Data excerpts:
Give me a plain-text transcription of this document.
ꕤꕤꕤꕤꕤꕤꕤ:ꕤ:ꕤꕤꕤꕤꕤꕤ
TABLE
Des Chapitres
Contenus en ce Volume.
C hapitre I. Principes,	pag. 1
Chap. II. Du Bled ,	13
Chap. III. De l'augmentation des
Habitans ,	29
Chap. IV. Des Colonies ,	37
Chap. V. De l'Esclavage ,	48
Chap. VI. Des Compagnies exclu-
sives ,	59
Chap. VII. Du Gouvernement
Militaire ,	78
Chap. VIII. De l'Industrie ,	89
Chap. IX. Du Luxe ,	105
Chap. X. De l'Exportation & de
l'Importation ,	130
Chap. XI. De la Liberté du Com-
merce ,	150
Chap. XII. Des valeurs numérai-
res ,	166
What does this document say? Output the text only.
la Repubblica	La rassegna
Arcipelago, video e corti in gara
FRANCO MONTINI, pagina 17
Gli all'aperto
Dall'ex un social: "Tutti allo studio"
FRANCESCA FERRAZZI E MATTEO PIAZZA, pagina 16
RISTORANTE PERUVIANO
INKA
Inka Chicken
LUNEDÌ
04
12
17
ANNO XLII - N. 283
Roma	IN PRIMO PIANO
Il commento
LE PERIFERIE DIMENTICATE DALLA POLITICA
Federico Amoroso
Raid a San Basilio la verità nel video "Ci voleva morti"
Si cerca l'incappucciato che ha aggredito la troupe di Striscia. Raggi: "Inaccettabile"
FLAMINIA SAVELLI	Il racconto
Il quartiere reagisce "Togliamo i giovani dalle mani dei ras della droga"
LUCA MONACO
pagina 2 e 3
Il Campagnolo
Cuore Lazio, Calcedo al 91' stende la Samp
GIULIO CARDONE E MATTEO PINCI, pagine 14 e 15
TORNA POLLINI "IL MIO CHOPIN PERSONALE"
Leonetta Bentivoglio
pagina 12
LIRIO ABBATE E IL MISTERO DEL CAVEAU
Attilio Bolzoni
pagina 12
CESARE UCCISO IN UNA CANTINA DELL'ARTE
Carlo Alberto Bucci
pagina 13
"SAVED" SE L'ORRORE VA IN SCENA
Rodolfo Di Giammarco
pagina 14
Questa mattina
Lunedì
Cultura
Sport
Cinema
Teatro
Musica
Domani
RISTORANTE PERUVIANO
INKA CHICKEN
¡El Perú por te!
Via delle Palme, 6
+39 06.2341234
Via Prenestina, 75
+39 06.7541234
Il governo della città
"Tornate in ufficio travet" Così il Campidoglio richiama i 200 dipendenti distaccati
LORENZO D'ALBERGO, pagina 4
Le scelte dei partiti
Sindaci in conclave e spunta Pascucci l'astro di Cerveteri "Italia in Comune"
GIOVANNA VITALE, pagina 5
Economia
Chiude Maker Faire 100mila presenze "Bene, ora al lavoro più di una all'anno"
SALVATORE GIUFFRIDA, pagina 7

### [Work required]
Copy only the stretch running from the line containing "What does this" to the final line of the entries, both ends included, exactly as it stands.

### [Exercise response]
What does this document say? Output the text only.
la Repubblica	La rassegna
Arcipelago, video e corti in gara
FRANCO MONTINI, pagina 17
Gli all'aperto
Dall'ex un social: "Tutti allo studio"
FRANCESCA FERRAZZI E MATTEO PIAZZA, pagina 16
RISTORANTE PERUVIANO
INKA
Inka Chicken
LUNEDÌ
04
12
17
ANNO XLII - N. 283
Roma	IN PRIMO PIANO
Il commento
LE PERIFERIE DIMENTICATE DALLA POLITICA
Federico Amoroso
Raid a San Basilio la verità nel video "Ci voleva morti"
Si cerca l'incappucciato che ha aggredito la troupe di Striscia. Raggi: "Inaccettabile"
FLAMINIA SAVELLI	Il racconto
Il quartiere reagisce "Togliamo i giovani dalle mani dei ras della droga"
LUCA MONACO
pagina 2 e 3
Il Campagnolo
Cuore Lazio, Calcedo al 91' stende la Samp
GIULIO CARDONE E MATTEO PINCI, pagine 14 e 15
TORNA POLLINI "IL MIO CHOPIN PERSONALE"
Leonetta Bentivoglio
pagina 12
LIRIO ABBATE E IL MISTERO DEL CAVEAU
Attilio Bolzoni
pagina 12
CESARE UCCISO IN UNA CANTINA DELL'ARTE
Carlo Alberto Bucci
pagina 13
"SAVED" SE L'ORRORE VA IN SCENA
Rodolfo Di Giammarco
pagina 14
Questa mattina
Lunedì
Cultura
Sport
Cinema
Teatro
Musica
Domani
RISTORANTE PERUVIANO
INKA CHICKEN
¡El Perú por te!
Via delle Palme, 6
+39 06.2341234
Via Prenestina, 75
+39 06.7541234
Il governo della città
"Tornate in ufficio travet" Così il Campidoglio richiama i 200 dipendenti distaccati
LORENZO D'ALBERGO, pagina 4
Le scelte dei partiti
Sindaci in conclave e spunta Pascucci l'astro di Cerveteri "Italia in Comune"
GIOVANNA VITALE, pagina 5
Economia
Chiude Maker Faire 100mila presenze "Bene, ora al lavoro più di una all'anno"
SALVATORE GIUFFRIDA, pagina 7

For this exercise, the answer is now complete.